▶ [Aim of the task] Determine how many lines include "State". Give the number and nothing else.

▶ [Items]

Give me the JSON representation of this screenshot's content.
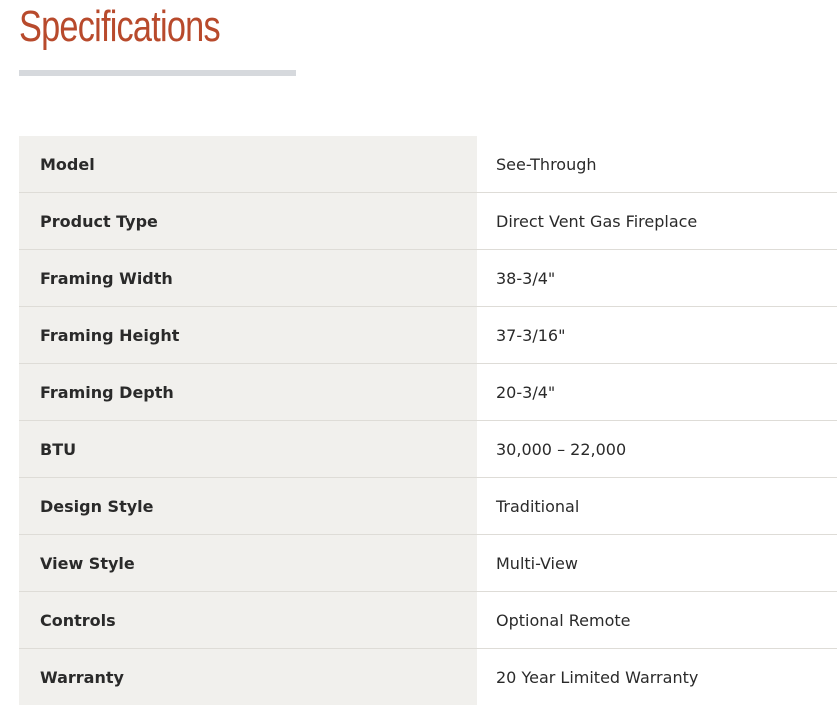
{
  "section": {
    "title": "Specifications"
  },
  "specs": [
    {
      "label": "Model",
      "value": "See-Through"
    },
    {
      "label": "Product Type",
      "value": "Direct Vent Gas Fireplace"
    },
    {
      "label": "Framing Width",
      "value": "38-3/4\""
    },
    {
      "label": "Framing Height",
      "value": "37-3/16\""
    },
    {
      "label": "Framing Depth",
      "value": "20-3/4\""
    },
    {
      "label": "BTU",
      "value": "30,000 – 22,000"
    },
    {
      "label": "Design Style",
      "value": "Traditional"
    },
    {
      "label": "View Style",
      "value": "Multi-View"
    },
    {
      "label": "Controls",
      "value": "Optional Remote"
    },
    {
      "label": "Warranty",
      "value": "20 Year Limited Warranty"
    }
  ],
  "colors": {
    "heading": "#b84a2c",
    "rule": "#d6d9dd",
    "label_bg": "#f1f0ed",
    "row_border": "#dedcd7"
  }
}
--
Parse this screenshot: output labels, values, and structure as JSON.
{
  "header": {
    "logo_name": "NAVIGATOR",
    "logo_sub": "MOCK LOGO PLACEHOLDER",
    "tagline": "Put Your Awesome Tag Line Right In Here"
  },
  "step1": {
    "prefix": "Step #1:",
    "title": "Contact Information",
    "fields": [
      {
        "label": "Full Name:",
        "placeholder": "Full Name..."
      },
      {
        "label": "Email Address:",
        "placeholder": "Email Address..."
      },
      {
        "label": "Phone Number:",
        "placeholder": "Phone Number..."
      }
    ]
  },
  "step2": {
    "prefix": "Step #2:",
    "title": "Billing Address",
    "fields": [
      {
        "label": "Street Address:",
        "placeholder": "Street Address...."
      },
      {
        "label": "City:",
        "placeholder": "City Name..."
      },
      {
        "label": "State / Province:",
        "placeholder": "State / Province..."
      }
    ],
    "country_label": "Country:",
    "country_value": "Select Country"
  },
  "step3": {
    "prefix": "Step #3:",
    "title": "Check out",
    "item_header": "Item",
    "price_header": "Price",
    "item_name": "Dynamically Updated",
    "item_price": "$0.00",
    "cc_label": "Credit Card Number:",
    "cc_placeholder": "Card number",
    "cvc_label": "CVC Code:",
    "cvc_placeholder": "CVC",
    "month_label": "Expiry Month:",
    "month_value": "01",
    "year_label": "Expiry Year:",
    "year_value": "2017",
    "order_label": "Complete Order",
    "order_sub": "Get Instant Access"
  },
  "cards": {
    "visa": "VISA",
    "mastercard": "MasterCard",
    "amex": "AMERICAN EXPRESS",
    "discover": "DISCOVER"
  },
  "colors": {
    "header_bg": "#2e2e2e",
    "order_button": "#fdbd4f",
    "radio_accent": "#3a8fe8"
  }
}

▶ [Complete output] 2